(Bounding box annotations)
[Start]

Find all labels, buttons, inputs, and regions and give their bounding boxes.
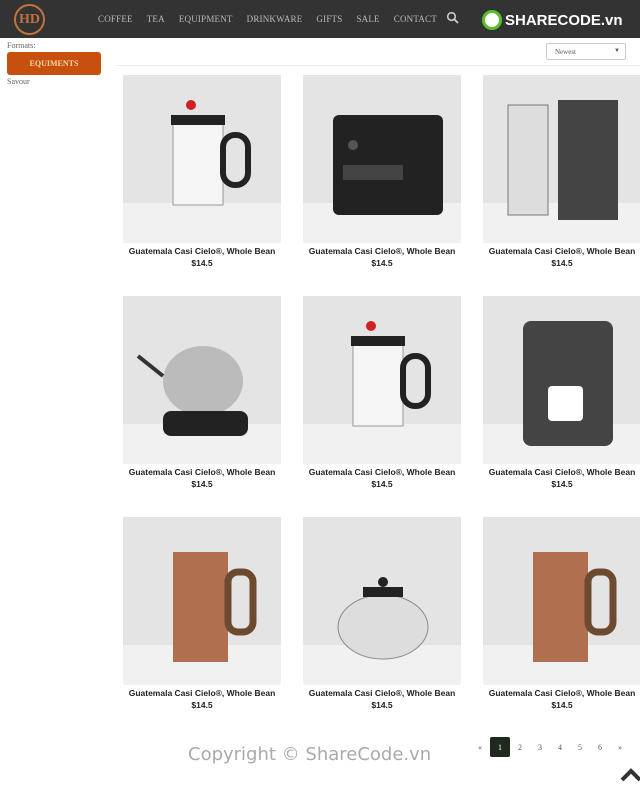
product-illustration	[351, 321, 431, 427]
main-nav: COFFEE TEA EQUIPMENT DRINKWARE GIFTS SAL…	[98, 14, 437, 24]
nav-tea[interactable]: TEA	[147, 14, 165, 24]
nav-drinkware[interactable]: DRINKWARE	[247, 14, 303, 24]
nav-equipment[interactable]: EQUIPMENT	[179, 14, 233, 24]
divider	[115, 65, 640, 66]
product-price: $14.5	[191, 258, 213, 268]
product-price: $14.5	[551, 258, 573, 268]
page-3[interactable]: 3	[530, 737, 550, 757]
page-4[interactable]: 4	[550, 737, 570, 757]
product-card[interactable]: Guatemala Casi Cielo®, Whole Bean $14.5	[483, 517, 640, 710]
product-price: $14.5	[371, 258, 393, 268]
product-image[interactable]	[303, 75, 461, 243]
logo[interactable]: HD	[14, 4, 45, 35]
product-title[interactable]: Guatemala Casi Cielo®, Whole Bean	[123, 245, 281, 257]
product-title[interactable]: Guatemala Casi Cielo®, Whole Bean	[483, 245, 640, 257]
product-image[interactable]	[303, 517, 461, 685]
page-1[interactable]: 1	[490, 737, 510, 757]
product-illustration	[507, 100, 618, 220]
product-image[interactable]	[123, 296, 281, 464]
product-price: $14.5	[551, 700, 573, 710]
sort-select[interactable]: Newest ▼	[546, 43, 626, 60]
product-card[interactable]: Guatemala Casi Cielo®, Whole Bean $14.5	[483, 75, 640, 268]
product-card[interactable]: Guatemala Casi Cielo®, Whole Bean $14.5	[123, 296, 281, 489]
product-price: $14.5	[371, 479, 393, 489]
search-icon[interactable]	[446, 11, 460, 25]
product-price: $14.5	[371, 700, 393, 710]
product-image[interactable]	[483, 75, 640, 243]
product-price: $14.5	[191, 700, 213, 710]
prev-page[interactable]: «	[470, 737, 490, 757]
header: HD COFFEE TEA EQUIPMENT DRINKWARE GIFTS …	[0, 0, 640, 38]
product-image[interactable]	[123, 517, 281, 685]
product-card[interactable]: Guatemala Casi Cielo®, Whole Bean $14.5	[303, 75, 461, 268]
nav-gifts[interactable]: GIFTS	[316, 14, 342, 24]
product-title[interactable]: Guatemala Casi Cielo®, Whole Bean	[483, 466, 640, 478]
page-5[interactable]: 5	[570, 737, 590, 757]
product-illustration	[333, 115, 443, 215]
product-illustration	[173, 552, 257, 662]
nav-sale[interactable]: SALE	[356, 14, 379, 24]
product-title[interactable]: Guatemala Casi Cielo®, Whole Bean	[483, 687, 640, 699]
product-illustration	[523, 321, 613, 446]
scroll-top-icon[interactable]	[620, 768, 640, 782]
product-title[interactable]: Guatemala Casi Cielo®, Whole Bean	[123, 687, 281, 699]
product-illustration	[533, 552, 617, 662]
watermark-logo: SHARECODE.vn	[482, 10, 623, 30]
sort-value: Newest	[555, 48, 576, 56]
savour-label[interactable]: Savour	[7, 77, 30, 86]
equipments-filter-button[interactable]: EQUIMENTS	[7, 52, 101, 75]
nav-coffee[interactable]: COFFEE	[98, 14, 133, 24]
product-card[interactable]: Guatemala Casi Cielo®, Whole Bean $14.5	[303, 296, 461, 489]
product-image[interactable]	[483, 517, 640, 685]
product-price: $14.5	[551, 479, 573, 489]
product-image[interactable]	[483, 296, 640, 464]
formats-label: Formats:	[7, 41, 36, 50]
product-card[interactable]: Guatemala Casi Cielo®, Whole Bean $14.5	[123, 517, 281, 710]
product-image[interactable]	[303, 296, 461, 464]
nav-contact[interactable]: CONTACT	[394, 14, 437, 24]
product-title[interactable]: Guatemala Casi Cielo®, Whole Bean	[303, 687, 461, 699]
pagination: « 1 2 3 4 5 6 »	[470, 737, 630, 757]
product-card[interactable]: Guatemala Casi Cielo®, Whole Bean $14.5	[483, 296, 640, 489]
page-2[interactable]: 2	[510, 737, 530, 757]
product-title[interactable]: Guatemala Casi Cielo®, Whole Bean	[303, 245, 461, 257]
product-price: $14.5	[191, 479, 213, 489]
product-card[interactable]: Guatemala Casi Cielo®, Whole Bean $14.5	[123, 75, 281, 268]
chevron-down-icon: ▼	[614, 48, 620, 54]
next-page[interactable]: »	[610, 737, 630, 757]
product-title[interactable]: Guatemala Casi Cielo®, Whole Bean	[303, 466, 461, 478]
product-illustration	[136, 346, 248, 436]
product-image[interactable]	[123, 75, 281, 243]
product-illustration	[337, 577, 429, 660]
page-6[interactable]: 6	[590, 737, 610, 757]
product-card[interactable]: Guatemala Casi Cielo®, Whole Bean $14.5	[303, 517, 461, 710]
product-illustration	[171, 100, 251, 206]
product-title[interactable]: Guatemala Casi Cielo®, Whole Bean	[123, 466, 281, 478]
copyright-watermark: Copyright © ShareCode.vn	[188, 744, 432, 765]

[End]

◆ SHORT TASK ◆
Rewrite every row above, changing "bounding boxes" to "box coordinates" and keeping everything else unchanged. Omit the pictures from your answer.

◆ RESULT OF THE EXERCISE ◆
Find all labels, buttons, inputs, and regions and give their box coordinates.
product-illustration	[351, 321, 431, 427]
main-nav: COFFEE TEA EQUIPMENT DRINKWARE GIFTS SAL…	[98, 14, 437, 24]
nav-tea[interactable]: TEA	[147, 14, 165, 24]
nav-drinkware[interactable]: DRINKWARE	[247, 14, 303, 24]
nav-equipment[interactable]: EQUIPMENT	[179, 14, 233, 24]
divider	[115, 65, 640, 66]
product-price: $14.5	[191, 258, 213, 268]
product-price: $14.5	[551, 258, 573, 268]
page-3[interactable]: 3	[530, 737, 550, 757]
page-4[interactable]: 4	[550, 737, 570, 757]
product-card[interactable]: Guatemala Casi Cielo®, Whole Bean $14.5	[483, 517, 640, 710]
product-price: $14.5	[371, 258, 393, 268]
product-image[interactable]	[303, 75, 461, 243]
logo[interactable]: HD	[14, 4, 45, 35]
product-title[interactable]: Guatemala Casi Cielo®, Whole Bean	[123, 245, 281, 257]
product-title[interactable]: Guatemala Casi Cielo®, Whole Bean	[483, 245, 640, 257]
product-image[interactable]	[303, 517, 461, 685]
page-1[interactable]: 1	[490, 737, 510, 757]
product-illustration	[507, 100, 618, 220]
product-image[interactable]	[123, 296, 281, 464]
product-price: $14.5	[551, 700, 573, 710]
sort-select[interactable]: Newest ▼	[546, 43, 626, 60]
product-card[interactable]: Guatemala Casi Cielo®, Whole Bean $14.5	[483, 75, 640, 268]
product-card[interactable]: Guatemala Casi Cielo®, Whole Bean $14.5	[123, 296, 281, 489]
product-price: $14.5	[371, 479, 393, 489]
search-icon[interactable]	[446, 11, 460, 25]
product-price: $14.5	[371, 700, 393, 710]
product-image[interactable]	[483, 75, 640, 243]
product-price: $14.5	[191, 700, 213, 710]
prev-page[interactable]: «	[470, 737, 490, 757]
header: HD COFFEE TEA EQUIPMENT DRINKWARE GIFTS …	[0, 0, 640, 38]
product-image[interactable]	[123, 517, 281, 685]
product-card[interactable]: Guatemala Casi Cielo®, Whole Bean $14.5	[303, 75, 461, 268]
nav-gifts[interactable]: GIFTS	[316, 14, 342, 24]
product-title[interactable]: Guatemala Casi Cielo®, Whole Bean	[483, 466, 640, 478]
page-5[interactable]: 5	[570, 737, 590, 757]
product-illustration	[333, 115, 443, 215]
product-illustration	[173, 552, 257, 662]
nav-sale[interactable]: SALE	[356, 14, 379, 24]
product-title[interactable]: Guatemala Casi Cielo®, Whole Bean	[483, 687, 640, 699]
product-illustration	[523, 321, 613, 446]
scroll-top-icon[interactable]	[620, 768, 640, 782]
product-title[interactable]: Guatemala Casi Cielo®, Whole Bean	[123, 687, 281, 699]
product-illustration	[533, 552, 617, 662]
watermark-logo: SHARECODE.vn	[482, 10, 623, 30]
sort-value: Newest	[555, 48, 576, 56]
savour-label[interactable]: Savour	[7, 77, 30, 86]
equipments-filter-button[interactable]: EQUIMENTS	[7, 52, 101, 75]
nav-coffee[interactable]: COFFEE	[98, 14, 133, 24]
product-card[interactable]: Guatemala Casi Cielo®, Whole Bean $14.5	[303, 296, 461, 489]
product-image[interactable]	[483, 517, 640, 685]
product-price: $14.5	[551, 479, 573, 489]
product-image[interactable]	[483, 296, 640, 464]
formats-label: Formats:	[7, 41, 36, 50]
product-card[interactable]: Guatemala Casi Cielo®, Whole Bean $14.5	[123, 517, 281, 710]
product-image[interactable]	[303, 296, 461, 464]
nav-contact[interactable]: CONTACT	[394, 14, 437, 24]
product-title[interactable]: Guatemala Casi Cielo®, Whole Bean	[303, 687, 461, 699]
pagination: « 1 2 3 4 5 6 »	[470, 737, 630, 757]
product-card[interactable]: Guatemala Casi Cielo®, Whole Bean $14.5	[483, 296, 640, 489]
page-2[interactable]: 2	[510, 737, 530, 757]
product-title[interactable]: Guatemala Casi Cielo®, Whole Bean	[303, 245, 461, 257]
product-price: $14.5	[191, 479, 213, 489]
product-card[interactable]: Guatemala Casi Cielo®, Whole Bean $14.5	[123, 75, 281, 268]
chevron-down-icon: ▼	[614, 48, 620, 54]
next-page[interactable]: »	[610, 737, 630, 757]
product-title[interactable]: Guatemala Casi Cielo®, Whole Bean	[303, 466, 461, 478]
product-illustration	[136, 346, 248, 436]
product-image[interactable]	[123, 75, 281, 243]
product-illustration	[337, 577, 429, 660]
page-6[interactable]: 6	[590, 737, 610, 757]
product-card[interactable]: Guatemala Casi Cielo®, Whole Bean $14.5	[303, 517, 461, 710]
product-illustration	[171, 100, 251, 206]
product-title[interactable]: Guatemala Casi Cielo®, Whole Bean	[123, 466, 281, 478]
copyright-watermark: Copyright © ShareCode.vn	[188, 744, 432, 765]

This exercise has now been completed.